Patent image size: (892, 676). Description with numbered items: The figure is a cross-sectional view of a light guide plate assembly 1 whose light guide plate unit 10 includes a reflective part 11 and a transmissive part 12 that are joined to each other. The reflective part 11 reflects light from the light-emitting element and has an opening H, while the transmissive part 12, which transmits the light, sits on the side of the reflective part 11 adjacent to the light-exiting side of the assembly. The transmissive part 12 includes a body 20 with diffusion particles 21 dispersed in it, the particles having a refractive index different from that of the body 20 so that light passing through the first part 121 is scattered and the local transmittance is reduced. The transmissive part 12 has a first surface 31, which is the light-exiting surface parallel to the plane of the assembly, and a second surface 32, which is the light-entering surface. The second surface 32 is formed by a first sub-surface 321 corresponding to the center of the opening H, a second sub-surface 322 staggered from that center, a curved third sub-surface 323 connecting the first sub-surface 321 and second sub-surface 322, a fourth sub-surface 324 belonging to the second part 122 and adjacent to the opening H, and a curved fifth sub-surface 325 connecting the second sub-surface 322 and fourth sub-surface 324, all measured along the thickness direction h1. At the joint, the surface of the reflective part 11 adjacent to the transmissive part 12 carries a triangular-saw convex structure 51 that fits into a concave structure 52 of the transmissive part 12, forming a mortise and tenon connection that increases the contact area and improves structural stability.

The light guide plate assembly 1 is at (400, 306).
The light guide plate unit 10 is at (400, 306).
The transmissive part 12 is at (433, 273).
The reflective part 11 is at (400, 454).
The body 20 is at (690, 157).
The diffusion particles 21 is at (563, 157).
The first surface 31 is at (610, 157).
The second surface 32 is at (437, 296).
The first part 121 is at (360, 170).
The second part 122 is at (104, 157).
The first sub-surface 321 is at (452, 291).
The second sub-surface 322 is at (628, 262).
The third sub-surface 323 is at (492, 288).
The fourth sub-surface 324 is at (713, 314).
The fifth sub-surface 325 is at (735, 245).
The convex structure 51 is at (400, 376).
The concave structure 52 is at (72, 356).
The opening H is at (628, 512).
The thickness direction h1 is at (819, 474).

————

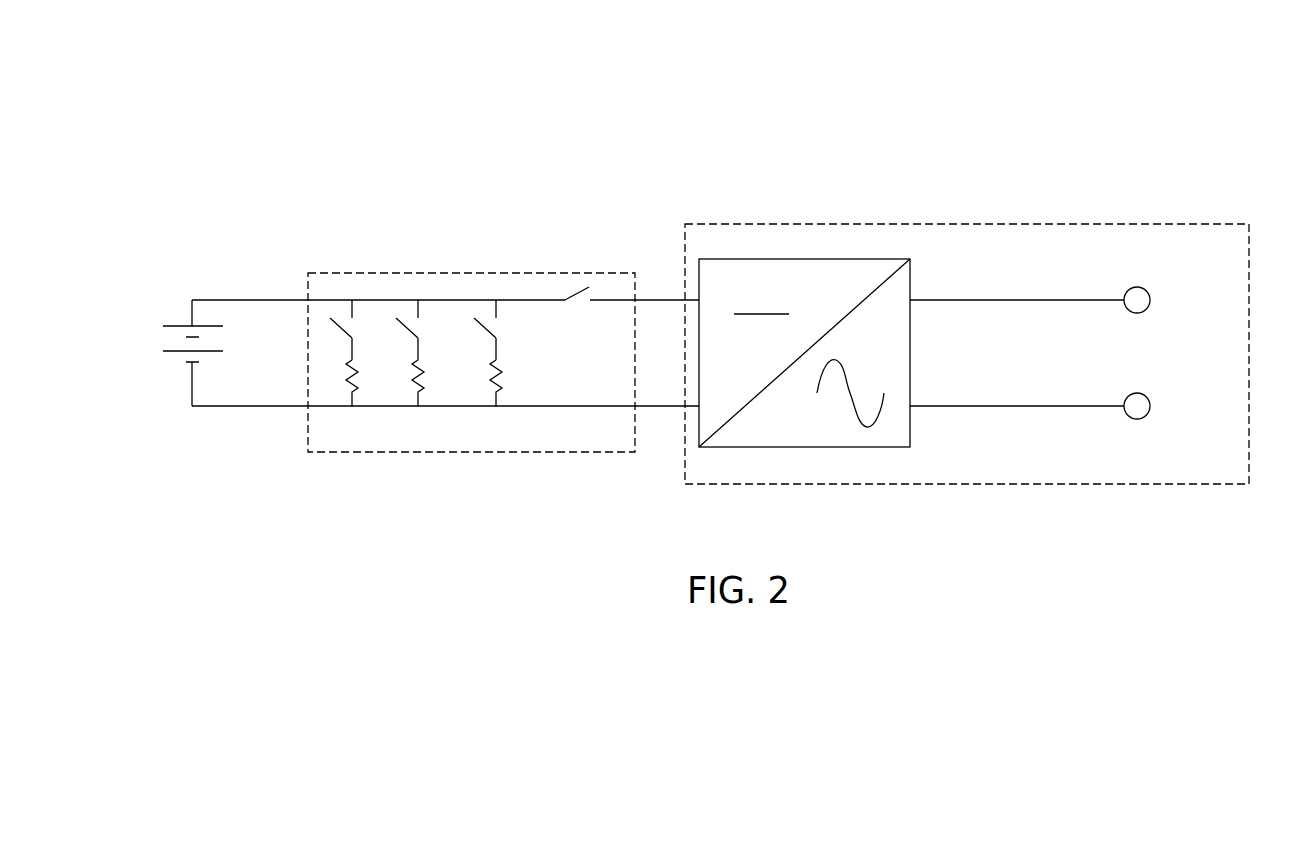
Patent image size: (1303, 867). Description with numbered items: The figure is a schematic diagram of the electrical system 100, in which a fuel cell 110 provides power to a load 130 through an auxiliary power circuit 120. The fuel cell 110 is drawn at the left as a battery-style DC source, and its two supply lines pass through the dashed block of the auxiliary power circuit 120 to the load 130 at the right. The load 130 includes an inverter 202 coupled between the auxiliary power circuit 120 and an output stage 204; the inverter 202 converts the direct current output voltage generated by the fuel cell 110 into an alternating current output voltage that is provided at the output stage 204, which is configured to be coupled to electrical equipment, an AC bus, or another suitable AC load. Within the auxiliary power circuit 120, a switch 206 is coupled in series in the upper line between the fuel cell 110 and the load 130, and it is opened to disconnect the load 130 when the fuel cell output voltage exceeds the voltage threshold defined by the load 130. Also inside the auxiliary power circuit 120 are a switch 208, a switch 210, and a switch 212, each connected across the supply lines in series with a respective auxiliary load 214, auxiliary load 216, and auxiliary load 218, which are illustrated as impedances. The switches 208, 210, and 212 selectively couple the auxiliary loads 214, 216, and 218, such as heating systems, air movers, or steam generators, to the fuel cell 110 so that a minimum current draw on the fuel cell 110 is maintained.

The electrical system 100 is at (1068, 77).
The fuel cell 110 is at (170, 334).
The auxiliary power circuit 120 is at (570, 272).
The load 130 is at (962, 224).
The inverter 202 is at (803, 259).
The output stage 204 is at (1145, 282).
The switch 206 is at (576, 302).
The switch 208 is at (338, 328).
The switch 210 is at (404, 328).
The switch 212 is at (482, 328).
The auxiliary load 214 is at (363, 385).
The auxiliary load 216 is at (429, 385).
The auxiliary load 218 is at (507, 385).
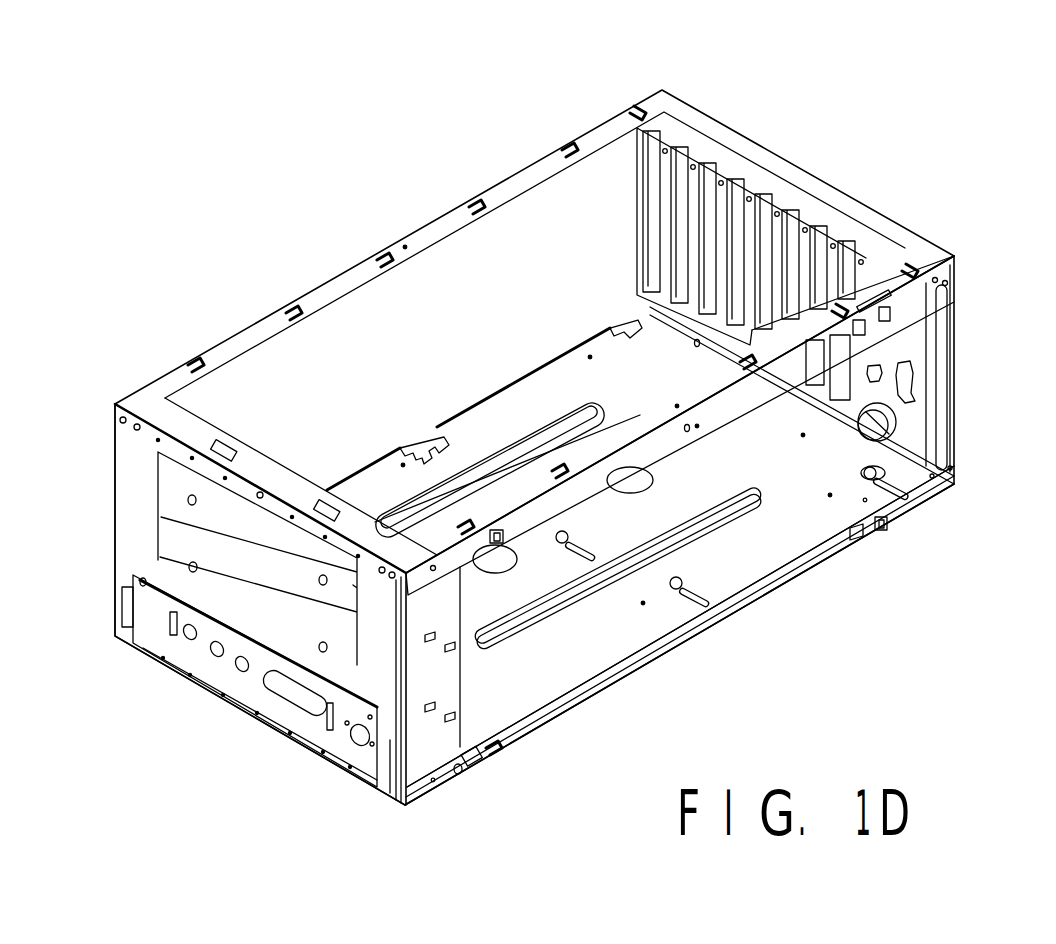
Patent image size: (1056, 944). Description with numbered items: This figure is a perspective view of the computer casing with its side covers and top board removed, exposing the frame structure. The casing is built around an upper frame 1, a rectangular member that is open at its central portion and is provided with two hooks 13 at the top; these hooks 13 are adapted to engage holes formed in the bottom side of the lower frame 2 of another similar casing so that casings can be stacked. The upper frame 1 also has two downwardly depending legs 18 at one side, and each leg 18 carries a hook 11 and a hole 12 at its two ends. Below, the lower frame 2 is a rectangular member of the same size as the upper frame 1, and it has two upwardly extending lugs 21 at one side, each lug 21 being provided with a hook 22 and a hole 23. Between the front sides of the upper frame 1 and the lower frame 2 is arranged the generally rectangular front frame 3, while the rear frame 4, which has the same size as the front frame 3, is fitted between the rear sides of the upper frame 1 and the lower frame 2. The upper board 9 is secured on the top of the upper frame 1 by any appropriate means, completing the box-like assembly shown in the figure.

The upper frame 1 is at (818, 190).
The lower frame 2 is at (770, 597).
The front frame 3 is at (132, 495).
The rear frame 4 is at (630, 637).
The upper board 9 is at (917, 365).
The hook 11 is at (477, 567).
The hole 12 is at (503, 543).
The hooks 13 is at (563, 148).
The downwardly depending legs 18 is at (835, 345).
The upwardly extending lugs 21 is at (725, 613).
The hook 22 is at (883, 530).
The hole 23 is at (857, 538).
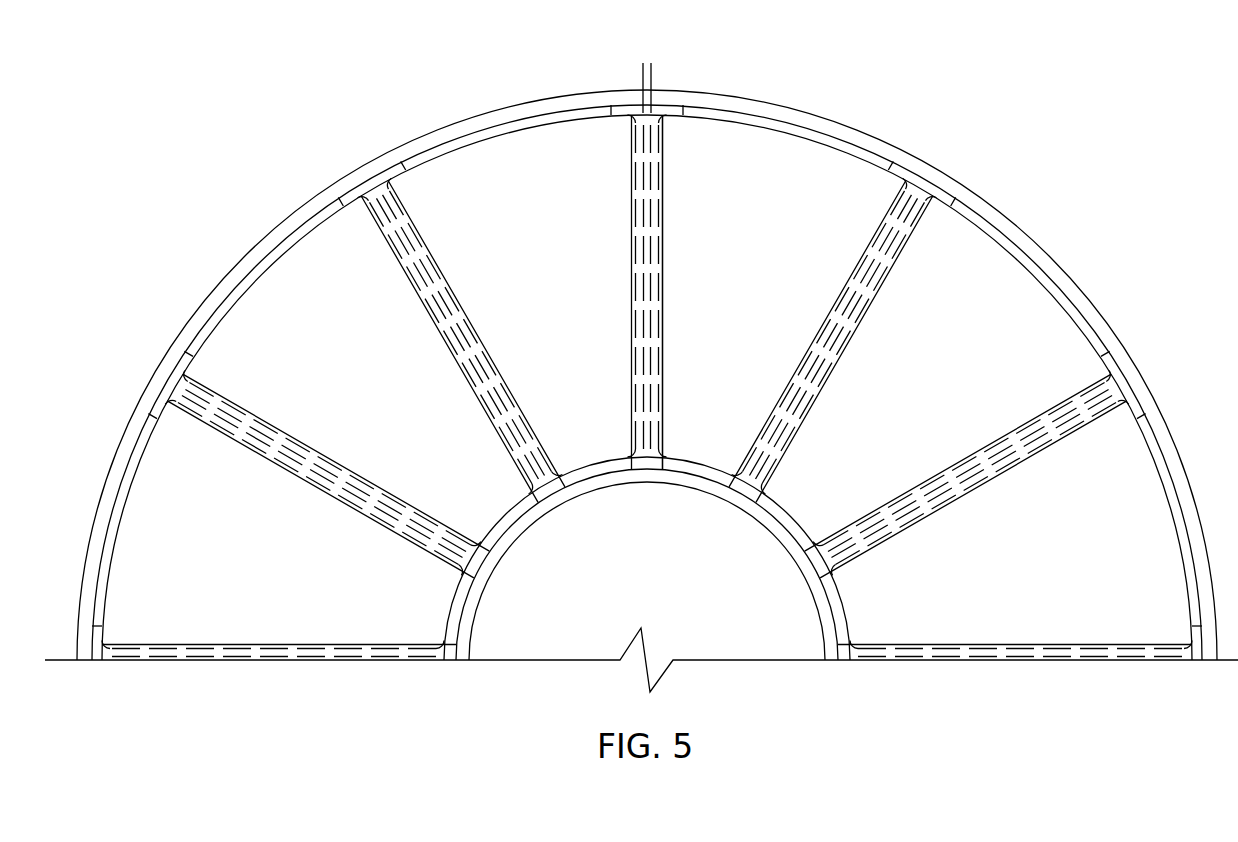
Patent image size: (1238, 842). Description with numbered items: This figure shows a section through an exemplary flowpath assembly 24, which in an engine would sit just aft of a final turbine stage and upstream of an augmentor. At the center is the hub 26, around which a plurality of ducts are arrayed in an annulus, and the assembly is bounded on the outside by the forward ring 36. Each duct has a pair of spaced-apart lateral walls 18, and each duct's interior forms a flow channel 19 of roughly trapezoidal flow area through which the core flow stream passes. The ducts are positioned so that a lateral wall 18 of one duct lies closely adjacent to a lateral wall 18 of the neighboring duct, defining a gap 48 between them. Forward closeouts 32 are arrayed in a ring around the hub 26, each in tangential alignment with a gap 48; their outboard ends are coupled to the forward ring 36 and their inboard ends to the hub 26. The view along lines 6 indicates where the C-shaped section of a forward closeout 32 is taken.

————

Written instruction | Copy the material word for word, starting with the line that contains "Patent image size: (1056, 944)." and ending with the line that contains "The rear frame 4 is at (630, 637).", both included.

Problem solution |
Patent image size: (1056, 944). Description with numbered items: This figure is a perspective view of the computer casing with its side covers and top board removed, exposing the frame structure. The casing is built around an upper frame 1, a rectangular member that is open at its central portion and is provided with two hooks 13 at the top; these hooks 13 are adapted to engage holes formed in the bottom side of the lower frame 2 of another similar casing so that casings can be stacked. The upper frame 1 also has two downwardly depending legs 18 at one side, and each leg 18 carries a hook 11 and a hole 12 at its two ends. Below, the lower frame 2 is a rectangular member of the same size as the upper frame 1, and it has two upwardly extending lugs 21 at one side, each lug 21 being provided with a hook 22 and a hole 23. Between the front sides of the upper frame 1 and the lower frame 2 is arranged the generally rectangular front frame 3, while the rear frame 4, which has the same size as the front frame 3, is fitted between the rear sides of the upper frame 1 and the lower frame 2. The upper board 9 is secured on the top of the upper frame 1 by any appropriate means, completing the box-like assembly shown in the figure.

The upper frame 1 is at (818, 190).
The lower frame 2 is at (770, 597).
The front frame 3 is at (132, 495).
The rear frame 4 is at (630, 637).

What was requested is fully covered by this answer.